Reproduce all of the data exactly.

>>

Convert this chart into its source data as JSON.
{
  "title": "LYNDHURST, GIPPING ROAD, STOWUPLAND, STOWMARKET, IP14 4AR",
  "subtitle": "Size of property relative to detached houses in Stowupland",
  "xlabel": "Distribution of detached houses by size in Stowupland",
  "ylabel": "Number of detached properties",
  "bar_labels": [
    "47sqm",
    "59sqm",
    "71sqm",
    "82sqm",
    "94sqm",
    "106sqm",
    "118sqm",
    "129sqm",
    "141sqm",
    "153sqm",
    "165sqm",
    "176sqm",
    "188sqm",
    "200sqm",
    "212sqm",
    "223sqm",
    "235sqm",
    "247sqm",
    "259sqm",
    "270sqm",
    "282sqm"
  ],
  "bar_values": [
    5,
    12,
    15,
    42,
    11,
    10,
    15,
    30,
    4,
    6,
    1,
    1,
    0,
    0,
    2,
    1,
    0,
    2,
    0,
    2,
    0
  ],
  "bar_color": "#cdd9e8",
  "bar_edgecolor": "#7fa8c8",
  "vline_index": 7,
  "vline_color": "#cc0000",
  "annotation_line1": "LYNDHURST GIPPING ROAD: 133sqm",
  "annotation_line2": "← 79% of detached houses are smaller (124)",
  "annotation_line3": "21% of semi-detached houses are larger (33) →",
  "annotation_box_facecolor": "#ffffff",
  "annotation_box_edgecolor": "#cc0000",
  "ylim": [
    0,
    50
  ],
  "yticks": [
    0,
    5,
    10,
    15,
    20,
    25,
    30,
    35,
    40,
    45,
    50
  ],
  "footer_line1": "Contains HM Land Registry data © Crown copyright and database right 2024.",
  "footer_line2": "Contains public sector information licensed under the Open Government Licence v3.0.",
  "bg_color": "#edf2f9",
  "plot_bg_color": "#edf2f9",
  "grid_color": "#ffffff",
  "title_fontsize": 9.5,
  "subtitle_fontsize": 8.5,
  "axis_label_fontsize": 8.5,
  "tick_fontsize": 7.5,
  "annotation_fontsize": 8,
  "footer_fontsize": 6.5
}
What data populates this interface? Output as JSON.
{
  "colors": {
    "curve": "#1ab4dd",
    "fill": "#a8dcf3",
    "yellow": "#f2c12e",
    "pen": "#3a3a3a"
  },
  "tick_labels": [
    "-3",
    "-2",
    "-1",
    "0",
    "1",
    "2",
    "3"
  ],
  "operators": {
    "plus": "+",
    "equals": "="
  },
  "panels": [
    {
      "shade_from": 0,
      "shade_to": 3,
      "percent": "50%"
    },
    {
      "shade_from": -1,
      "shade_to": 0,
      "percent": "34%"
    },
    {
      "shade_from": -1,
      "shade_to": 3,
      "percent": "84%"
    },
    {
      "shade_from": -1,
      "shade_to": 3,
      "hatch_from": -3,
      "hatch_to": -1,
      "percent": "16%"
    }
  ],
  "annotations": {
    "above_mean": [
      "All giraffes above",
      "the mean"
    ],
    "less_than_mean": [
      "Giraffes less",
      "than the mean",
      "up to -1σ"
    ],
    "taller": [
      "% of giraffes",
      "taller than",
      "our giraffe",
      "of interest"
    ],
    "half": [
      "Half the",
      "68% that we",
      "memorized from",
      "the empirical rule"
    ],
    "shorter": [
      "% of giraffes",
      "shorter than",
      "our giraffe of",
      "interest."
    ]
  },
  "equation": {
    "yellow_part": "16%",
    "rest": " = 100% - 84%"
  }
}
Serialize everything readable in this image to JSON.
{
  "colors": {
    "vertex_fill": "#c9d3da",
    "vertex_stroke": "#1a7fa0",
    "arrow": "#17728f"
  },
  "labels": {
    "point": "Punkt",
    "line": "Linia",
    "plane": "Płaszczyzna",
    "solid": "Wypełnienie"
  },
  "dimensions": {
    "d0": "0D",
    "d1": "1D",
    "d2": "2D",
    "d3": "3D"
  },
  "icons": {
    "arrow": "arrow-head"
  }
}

<<

## Solution to this task
Convert this chart into its source data as JSON.
{
  "title": "LYNDHURST, GIPPING ROAD, STOWUPLAND, STOWMARKET, IP14 4AR",
  "subtitle": "Size of property relative to detached houses in Stowupland",
  "xlabel": "Distribution of detached houses by size in Stowupland",
  "ylabel": "Number of detached properties",
  "bar_labels": [
    "47sqm",
    "59sqm",
    "71sqm",
    "82sqm",
    "94sqm",
    "106sqm",
    "118sqm",
    "129sqm",
    "141sqm",
    "153sqm",
    "165sqm",
    "176sqm",
    "188sqm",
    "200sqm",
    "212sqm",
    "223sqm",
    "235sqm",
    "247sqm",
    "259sqm",
    "270sqm",
    "282sqm"
  ],
  "bar_values": [
    5,
    12,
    15,
    42,
    11,
    10,
    15,
    30,
    4,
    6,
    1,
    1,
    0,
    0,
    2,
    1,
    0,
    2,
    0,
    2,
    0
  ],
  "bar_color": "#cdd9e8",
  "bar_edgecolor": "#7fa8c8",
  "vline_index": 7,
  "vline_color": "#cc0000",
  "annotation_line1": "LYNDHURST GIPPING ROAD: 133sqm",
  "annotation_line2": "← 79% of detached houses are smaller (124)",
  "annotation_line3": "21% of semi-detached houses are larger (33) →",
  "annotation_box_facecolor": "#ffffff",
  "annotation_box_edgecolor": "#cc0000",
  "ylim": [
    0,
    50
  ],
  "yticks": [
    0,
    5,
    10,
    15,
    20,
    25,
    30,
    35,
    40,
    45,
    50
  ],
  "footer_line1": "Contains HM Land Registry data © Crown copyright and database right 2024.",
  "footer_line2": "Contains public sector information licensed under the Open Government Licence v3.0.",
  "bg_color": "#edf2f9",
  "plot_bg_color": "#edf2f9",
  "grid_color": "#ffffff",
  "title_fontsize": 9.5,
  "subtitle_fontsize": 8.5,
  "axis_label_fontsize": 8.5,
  "tick_fontsize": 7.5,
  "annotation_fontsize": 8,
  "footer_fontsize": 6.5
}
What data populates this interface? Output as JSON.
{
  "colors": {
    "curve": "#1ab4dd",
    "fill": "#a8dcf3",
    "yellow": "#f2c12e",
    "pen": "#3a3a3a"
  },
  "tick_labels": [
    "-3",
    "-2",
    "-1",
    "0",
    "1",
    "2",
    "3"
  ],
  "operators": {
    "plus": "+",
    "equals": "="
  },
  "panels": [
    {
      "shade_from": 0,
      "shade_to": 3,
      "percent": "50%"
    },
    {
      "shade_from": -1,
      "shade_to": 0,
      "percent": "34%"
    },
    {
      "shade_from": -1,
      "shade_to": 3,
      "percent": "84%"
    },
    {
      "shade_from": -1,
      "shade_to": 3,
      "hatch_from": -3,
      "hatch_to": -1,
      "percent": "16%"
    }
  ],
  "annotations": {
    "above_mean": [
      "All giraffes above",
      "the mean"
    ],
    "less_than_mean": [
      "Giraffes less",
      "than the mean",
      "up to -1σ"
    ],
    "taller": [
      "% of giraffes",
      "taller than",
      "our giraffe",
      "of interest"
    ],
    "half": [
      "Half the",
      "68% that we",
      "memorized from",
      "the empirical rule"
    ],
    "shorter": [
      "% of giraffes",
      "shorter than",
      "our giraffe of",
      "interest."
    ]
  },
  "equation": {
    "yellow_part": "16%",
    "rest": " = 100% - 84%"
  }
}
Serialize everything readable in this image to JSON.
{
  "colors": {
    "vertex_fill": "#c9d3da",
    "vertex_stroke": "#1a7fa0",
    "arrow": "#17728f"
  },
  "labels": {
    "point": "Punkt",
    "line": "Linia",
    "plane": "Płaszczyzna",
    "solid": "Wypełnienie"
  },
  "dimensions": {
    "d0": "0D",
    "d1": "1D",
    "d2": "2D",
    "d3": "3D"
  },
  "icons": {
    "arrow": "arrow-head"
  }
}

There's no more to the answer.